MATERIALS PROVIDED
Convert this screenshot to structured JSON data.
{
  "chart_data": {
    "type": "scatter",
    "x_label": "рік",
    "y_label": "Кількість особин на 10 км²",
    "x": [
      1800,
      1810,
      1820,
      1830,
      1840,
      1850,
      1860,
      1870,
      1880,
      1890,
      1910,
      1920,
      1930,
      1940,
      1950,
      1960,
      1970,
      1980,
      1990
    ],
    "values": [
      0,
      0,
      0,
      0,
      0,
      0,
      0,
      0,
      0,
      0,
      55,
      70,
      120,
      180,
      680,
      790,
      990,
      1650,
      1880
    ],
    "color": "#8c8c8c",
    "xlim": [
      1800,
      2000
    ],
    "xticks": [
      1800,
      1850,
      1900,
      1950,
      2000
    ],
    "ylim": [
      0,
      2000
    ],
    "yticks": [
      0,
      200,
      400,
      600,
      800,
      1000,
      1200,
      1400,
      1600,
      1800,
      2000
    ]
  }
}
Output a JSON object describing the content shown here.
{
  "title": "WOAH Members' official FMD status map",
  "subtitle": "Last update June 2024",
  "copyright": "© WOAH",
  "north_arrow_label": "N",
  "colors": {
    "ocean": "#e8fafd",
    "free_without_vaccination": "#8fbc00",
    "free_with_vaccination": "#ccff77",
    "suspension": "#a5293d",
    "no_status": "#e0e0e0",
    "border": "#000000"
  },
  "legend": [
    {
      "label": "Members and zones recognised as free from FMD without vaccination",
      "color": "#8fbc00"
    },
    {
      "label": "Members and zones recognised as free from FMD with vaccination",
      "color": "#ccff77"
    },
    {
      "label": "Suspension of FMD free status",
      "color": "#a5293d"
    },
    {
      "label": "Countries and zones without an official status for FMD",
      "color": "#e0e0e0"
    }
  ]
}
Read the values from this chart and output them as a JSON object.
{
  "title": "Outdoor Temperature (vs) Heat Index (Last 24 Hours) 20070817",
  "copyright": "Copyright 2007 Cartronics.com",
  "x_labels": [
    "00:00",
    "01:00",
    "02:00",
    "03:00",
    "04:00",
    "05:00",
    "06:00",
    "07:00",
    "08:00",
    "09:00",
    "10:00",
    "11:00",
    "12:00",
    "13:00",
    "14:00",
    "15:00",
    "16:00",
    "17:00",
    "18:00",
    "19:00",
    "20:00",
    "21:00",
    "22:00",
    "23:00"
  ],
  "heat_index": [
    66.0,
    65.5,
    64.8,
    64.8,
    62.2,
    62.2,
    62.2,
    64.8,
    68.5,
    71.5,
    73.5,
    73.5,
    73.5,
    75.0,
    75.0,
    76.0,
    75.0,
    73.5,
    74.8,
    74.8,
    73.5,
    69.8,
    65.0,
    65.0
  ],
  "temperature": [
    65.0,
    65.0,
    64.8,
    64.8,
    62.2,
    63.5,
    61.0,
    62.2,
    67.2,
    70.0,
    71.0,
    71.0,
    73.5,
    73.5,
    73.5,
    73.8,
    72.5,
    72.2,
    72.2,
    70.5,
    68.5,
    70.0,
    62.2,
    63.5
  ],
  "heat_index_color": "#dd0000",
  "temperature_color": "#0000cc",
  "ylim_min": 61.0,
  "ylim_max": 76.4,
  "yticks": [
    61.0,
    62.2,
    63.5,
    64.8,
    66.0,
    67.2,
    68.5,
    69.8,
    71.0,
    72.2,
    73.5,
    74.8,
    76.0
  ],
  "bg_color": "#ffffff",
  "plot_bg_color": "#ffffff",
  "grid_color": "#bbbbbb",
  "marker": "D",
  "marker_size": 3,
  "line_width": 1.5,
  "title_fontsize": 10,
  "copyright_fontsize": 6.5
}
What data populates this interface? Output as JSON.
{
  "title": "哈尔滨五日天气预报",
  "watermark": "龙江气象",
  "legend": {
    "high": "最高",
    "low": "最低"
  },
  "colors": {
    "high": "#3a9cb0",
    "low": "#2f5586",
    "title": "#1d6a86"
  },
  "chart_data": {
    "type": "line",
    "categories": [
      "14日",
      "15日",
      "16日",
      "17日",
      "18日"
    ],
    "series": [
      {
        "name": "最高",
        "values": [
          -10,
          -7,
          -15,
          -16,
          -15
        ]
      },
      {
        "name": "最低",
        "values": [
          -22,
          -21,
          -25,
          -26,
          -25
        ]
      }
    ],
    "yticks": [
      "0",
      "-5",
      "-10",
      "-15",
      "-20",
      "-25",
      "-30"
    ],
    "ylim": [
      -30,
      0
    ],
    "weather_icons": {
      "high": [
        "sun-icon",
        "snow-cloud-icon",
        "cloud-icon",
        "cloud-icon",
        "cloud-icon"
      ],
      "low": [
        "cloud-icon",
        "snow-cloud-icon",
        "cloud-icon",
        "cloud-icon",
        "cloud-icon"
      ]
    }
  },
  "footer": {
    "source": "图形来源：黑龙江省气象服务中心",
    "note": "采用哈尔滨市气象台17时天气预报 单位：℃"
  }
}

AIM
Repeat the material word for word, in full.

WORKED SOLUTION
Convert this screenshot to structured JSON data.
{
  "chart_data": {
    "type": "scatter",
    "x_label": "рік",
    "y_label": "Кількість особин на 10 км²",
    "x": [
      1800,
      1810,
      1820,
      1830,
      1840,
      1850,
      1860,
      1870,
      1880,
      1890,
      1910,
      1920,
      1930,
      1940,
      1950,
      1960,
      1970,
      1980,
      1990
    ],
    "values": [
      0,
      0,
      0,
      0,
      0,
      0,
      0,
      0,
      0,
      0,
      55,
      70,
      120,
      180,
      680,
      790,
      990,
      1650,
      1880
    ],
    "color": "#8c8c8c",
    "xlim": [
      1800,
      2000
    ],
    "xticks": [
      1800,
      1850,
      1900,
      1950,
      2000
    ],
    "ylim": [
      0,
      2000
    ],
    "yticks": [
      0,
      200,
      400,
      600,
      800,
      1000,
      1200,
      1400,
      1600,
      1800,
      2000
    ]
  }
}
Output a JSON object describing the content shown here.
{
  "title": "WOAH Members' official FMD status map",
  "subtitle": "Last update June 2024",
  "copyright": "© WOAH",
  "north_arrow_label": "N",
  "colors": {
    "ocean": "#e8fafd",
    "free_without_vaccination": "#8fbc00",
    "free_with_vaccination": "#ccff77",
    "suspension": "#a5293d",
    "no_status": "#e0e0e0",
    "border": "#000000"
  },
  "legend": [
    {
      "label": "Members and zones recognised as free from FMD without vaccination",
      "color": "#8fbc00"
    },
    {
      "label": "Members and zones recognised as free from FMD with vaccination",
      "color": "#ccff77"
    },
    {
      "label": "Suspension of FMD free status",
      "color": "#a5293d"
    },
    {
      "label": "Countries and zones without an official status for FMD",
      "color": "#e0e0e0"
    }
  ]
}
Read the values from this chart and output them as a JSON object.
{
  "title": "Outdoor Temperature (vs) Heat Index (Last 24 Hours) 20070817",
  "copyright": "Copyright 2007 Cartronics.com",
  "x_labels": [
    "00:00",
    "01:00",
    "02:00",
    "03:00",
    "04:00",
    "05:00",
    "06:00",
    "07:00",
    "08:00",
    "09:00",
    "10:00",
    "11:00",
    "12:00",
    "13:00",
    "14:00",
    "15:00",
    "16:00",
    "17:00",
    "18:00",
    "19:00",
    "20:00",
    "21:00",
    "22:00",
    "23:00"
  ],
  "heat_index": [
    66.0,
    65.5,
    64.8,
    64.8,
    62.2,
    62.2,
    62.2,
    64.8,
    68.5,
    71.5,
    73.5,
    73.5,
    73.5,
    75.0,
    75.0,
    76.0,
    75.0,
    73.5,
    74.8,
    74.8,
    73.5,
    69.8,
    65.0,
    65.0
  ],
  "temperature": [
    65.0,
    65.0,
    64.8,
    64.8,
    62.2,
    63.5,
    61.0,
    62.2,
    67.2,
    70.0,
    71.0,
    71.0,
    73.5,
    73.5,
    73.5,
    73.8,
    72.5,
    72.2,
    72.2,
    70.5,
    68.5,
    70.0,
    62.2,
    63.5
  ],
  "heat_index_color": "#dd0000",
  "temperature_color": "#0000cc",
  "ylim_min": 61.0,
  "ylim_max": 76.4,
  "yticks": [
    61.0,
    62.2,
    63.5,
    64.8,
    66.0,
    67.2,
    68.5,
    69.8,
    71.0,
    72.2,
    73.5,
    74.8,
    76.0
  ],
  "bg_color": "#ffffff",
  "plot_bg_color": "#ffffff",
  "grid_color": "#bbbbbb",
  "marker": "D",
  "marker_size": 3,
  "line_width": 1.5,
  "title_fontsize": 10,
  "copyright_fontsize": 6.5
}
What data populates this interface? Output as JSON.
{
  "title": "哈尔滨五日天气预报",
  "watermark": "龙江气象",
  "legend": {
    "high": "最高",
    "low": "最低"
  },
  "colors": {
    "high": "#3a9cb0",
    "low": "#2f5586",
    "title": "#1d6a86"
  },
  "chart_data": {
    "type": "line",
    "categories": [
      "14日",
      "15日",
      "16日",
      "17日",
      "18日"
    ],
    "series": [
      {
        "name": "最高",
        "values": [
          -10,
          -7,
          -15,
          -16,
          -15
        ]
      },
      {
        "name": "最低",
        "values": [
          -22,
          -21,
          -25,
          -26,
          -25
        ]
      }
    ],
    "yticks": [
      "0",
      "-5",
      "-10",
      "-15",
      "-20",
      "-25",
      "-30"
    ],
    "ylim": [
      -30,
      0
    ],
    "weather_icons": {
      "high": [
        "sun-icon",
        "snow-cloud-icon",
        "cloud-icon",
        "cloud-icon",
        "cloud-icon"
      ],
      "low": [
        "cloud-icon",
        "snow-cloud-icon",
        "cloud-icon",
        "cloud-icon",
        "cloud-icon"
      ]
    }
  },
  "footer": {
    "source": "图形来源：黑龙江省气象服务中心",
    "note": "采用哈尔滨市气象台17时天气预报 单位：℃"
  }
}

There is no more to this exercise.